• 抜粋本文:
════════

二人で暮らすうちに、片方が抱く「誰かに狙われている」という確信を、もう片方も共有するようになる。郵便の遅れも、隣家の物音も、テレビの言葉も、すべて同じ筋書きの証拠に見えてくる。かつて「フォリ・ア・ドゥ」と呼ばれたのは、密接な関係にある人々の間で、妄想が共有されるように見える現象だった。まあ、順を追って見ていこう。
「二人の狂気」という歴史的な名称
フォリ・ア・ドゥはフランス語で「二人の狂気」を意味する。1877年、精神科医シャルル・ラゼーグとジュール・ファルレが、ある症例を論じた。緊密な関係にある二人の間で、妄想が伝わったように見えるケースだ。この名称が知られるようになったのは、そこからだ。その後、家族や三人以上に広がる例にも、派生した呼び方が使われた。
20世紀には、いくつかの分類が提案された。一つは、主導する人の妄想をもう一人が受け入れる型だ。もう一つは、もともと素因を持つ人々が、同時に似た妄想を示す型だ。ただし、こうした分類は歴史的な整理であり、すべてのケースがきれいに当てはまるわけではない。
診断名としての扱いも変わってきた。以前は「共有精神病性障害」など、独立した名称が使われた。現在の診断分類では、別の精神病性障害の枠組みで扱われる。つまりフォリ・ア・ドゥは、今も現象を説明する言葉として残っている。ただし、固定された一つの病気を指す名称ではない。

════════

• データ一覧:
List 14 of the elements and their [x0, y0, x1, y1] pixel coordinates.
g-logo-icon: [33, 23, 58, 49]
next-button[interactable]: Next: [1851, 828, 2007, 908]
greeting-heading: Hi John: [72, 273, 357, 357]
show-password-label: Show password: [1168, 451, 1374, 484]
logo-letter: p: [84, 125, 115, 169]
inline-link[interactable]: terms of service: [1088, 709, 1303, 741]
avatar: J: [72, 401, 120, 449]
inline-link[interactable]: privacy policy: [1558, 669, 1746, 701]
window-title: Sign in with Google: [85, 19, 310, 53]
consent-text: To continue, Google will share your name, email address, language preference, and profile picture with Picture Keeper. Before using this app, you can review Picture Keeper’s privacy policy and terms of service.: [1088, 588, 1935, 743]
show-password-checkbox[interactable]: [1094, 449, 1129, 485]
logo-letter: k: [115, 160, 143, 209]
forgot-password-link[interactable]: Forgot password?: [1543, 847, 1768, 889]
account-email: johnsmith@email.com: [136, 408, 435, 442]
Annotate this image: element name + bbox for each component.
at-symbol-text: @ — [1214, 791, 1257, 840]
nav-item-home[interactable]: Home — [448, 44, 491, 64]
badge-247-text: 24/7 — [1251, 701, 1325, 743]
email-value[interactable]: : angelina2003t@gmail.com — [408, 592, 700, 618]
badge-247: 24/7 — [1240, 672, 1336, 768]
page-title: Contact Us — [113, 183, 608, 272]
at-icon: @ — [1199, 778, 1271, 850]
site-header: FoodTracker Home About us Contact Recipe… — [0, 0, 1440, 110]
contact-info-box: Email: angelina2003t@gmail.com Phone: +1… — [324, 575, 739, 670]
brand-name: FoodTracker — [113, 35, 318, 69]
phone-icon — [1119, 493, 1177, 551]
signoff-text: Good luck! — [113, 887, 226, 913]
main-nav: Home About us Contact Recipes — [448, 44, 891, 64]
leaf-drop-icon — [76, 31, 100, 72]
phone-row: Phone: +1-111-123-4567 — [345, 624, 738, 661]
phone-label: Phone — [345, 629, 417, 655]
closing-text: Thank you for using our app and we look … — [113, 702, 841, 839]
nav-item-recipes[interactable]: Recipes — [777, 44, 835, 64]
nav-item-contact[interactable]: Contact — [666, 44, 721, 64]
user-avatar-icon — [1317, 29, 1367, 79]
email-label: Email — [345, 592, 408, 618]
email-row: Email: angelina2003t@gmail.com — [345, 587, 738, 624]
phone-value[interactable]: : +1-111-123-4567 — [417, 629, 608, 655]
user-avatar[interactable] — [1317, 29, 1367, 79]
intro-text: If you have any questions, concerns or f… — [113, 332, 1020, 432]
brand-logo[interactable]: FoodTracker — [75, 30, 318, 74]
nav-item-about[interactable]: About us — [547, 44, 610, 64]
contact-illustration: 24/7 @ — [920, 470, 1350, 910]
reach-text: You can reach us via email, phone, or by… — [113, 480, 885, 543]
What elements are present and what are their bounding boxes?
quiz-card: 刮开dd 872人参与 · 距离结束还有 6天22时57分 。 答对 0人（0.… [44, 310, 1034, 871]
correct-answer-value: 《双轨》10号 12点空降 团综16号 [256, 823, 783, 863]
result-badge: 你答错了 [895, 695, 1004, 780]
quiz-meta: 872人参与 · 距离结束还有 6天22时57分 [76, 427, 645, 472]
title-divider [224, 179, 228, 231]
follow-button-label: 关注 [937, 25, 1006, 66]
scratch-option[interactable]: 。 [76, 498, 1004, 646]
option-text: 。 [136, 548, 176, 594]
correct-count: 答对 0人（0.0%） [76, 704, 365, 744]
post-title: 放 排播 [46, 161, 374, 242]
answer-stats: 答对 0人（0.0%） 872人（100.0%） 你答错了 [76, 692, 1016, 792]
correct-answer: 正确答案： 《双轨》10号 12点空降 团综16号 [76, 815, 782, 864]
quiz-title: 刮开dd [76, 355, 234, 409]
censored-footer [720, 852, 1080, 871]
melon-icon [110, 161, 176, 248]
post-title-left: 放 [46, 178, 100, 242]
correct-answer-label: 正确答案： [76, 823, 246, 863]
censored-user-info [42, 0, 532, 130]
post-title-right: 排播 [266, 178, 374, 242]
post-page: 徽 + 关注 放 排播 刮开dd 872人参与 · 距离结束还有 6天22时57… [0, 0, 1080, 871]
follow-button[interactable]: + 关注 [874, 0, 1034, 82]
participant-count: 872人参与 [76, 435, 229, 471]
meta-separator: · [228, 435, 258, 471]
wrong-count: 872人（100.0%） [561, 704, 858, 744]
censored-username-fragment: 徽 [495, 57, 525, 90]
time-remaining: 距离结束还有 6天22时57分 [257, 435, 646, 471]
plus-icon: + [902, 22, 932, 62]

════════

• 課題 1:
フォリ・ア・ドゥの解説をもとに、次の問いに答えよ。
(a) フォリ・ア・ドゥはフランス語で何を意味するか。
(b) 1877年にある症例を論じた精神科医二人の名前は何か。
(c) 現在の診断分類では、フォリ・ア・ドゥはどのような枠組みで扱われるか。
• 課題 2: フォリ・ア・ドゥについての解説を、最後の文の後から書き継げ。

• 解答 1:
(a) 「二人の狂気」
(b) シャルル・ラゼーグとジュール・ファルレ
(c) 別の精神病性障害の枠組み

• 解答 2:
妄想がウイルスのように感染するわけではない
ここからが本題だ。「妄想が伝染する」という表現は分かりやすい。ただし、文字どおり心から心へ病原体が移るわけではない。報告されてきた例では、長期間の同居、社会的な孤立、強い依存関係、情報源の偏りなどが重なっている。外部の人と話す機会が減り、二人の説明だけが互いの現実確認になると、反対の情報が入りにくくなる。
とはいえ、支配的な人が一方的に妄想を押しつけ、受け身の人がそのまま信じるという図式だけで片づけることもできない。二人が互いの不安を強めたり、もともと似た症状があったりする場合もある。夫婦や家族の仲が良いこと自体が原因でもない。「閉じた関係だから危険」と一般化すれば、当事者への偏見になる。
治療の歴史では、二人を一時的に離して状態を確かめる考え方が語られてきた。しかし、分離すれば必ず解決するという単純なものではない。それぞれの症状や生活環境に応じた判断が必要になる。念のため言えば、読み物の知識だけで、身近な二人をこの名称に当てはめることはできない。
パパン姉妹事件は「確定症例」ではない
この言葉と結びつけて紹介されることが多いのが、パパン姉妹事件である。1933年、フランスのル・マンで起きた事件だ。住み込みで働いていた姉妹が雇い主の母娘を殺害した。その閉ざされた関係や事件後の言動が、当時の精神科医や知識人の関心を集めた。裁判、階級対立、労働環境、姉妹の生育歴など、さまざまな観点から論じられてきた事件でもある。
ただし、姉妹の精神状態を現代の基準で改めて確定することはできない。当時の鑑定にも見解の違いがある。事件をフォリ・ア・ドゥだけで説明するのは、遡及診断にあたる。後世の戯曲や映画が描いた心理も、史料と同じではない。凶悪事件を「二人で同じ妄想を持った結果」と一本の筋にすると、確認できる事実と解釈の境目が見えなくなる。
SNSのエコーチェンバーとは別の話
現代では、同じ意見の人だけが集まるSNS空間を「デジタル版フォリ・ア・ドゥ」と呼ぶことがある。閉じた情報環境で確信が強まるという比喩には、分かりやすい部分もある。しかし、政治的な意見や陰謀論を共有する集団と、医療上の妄想を伴う状態は同じではない。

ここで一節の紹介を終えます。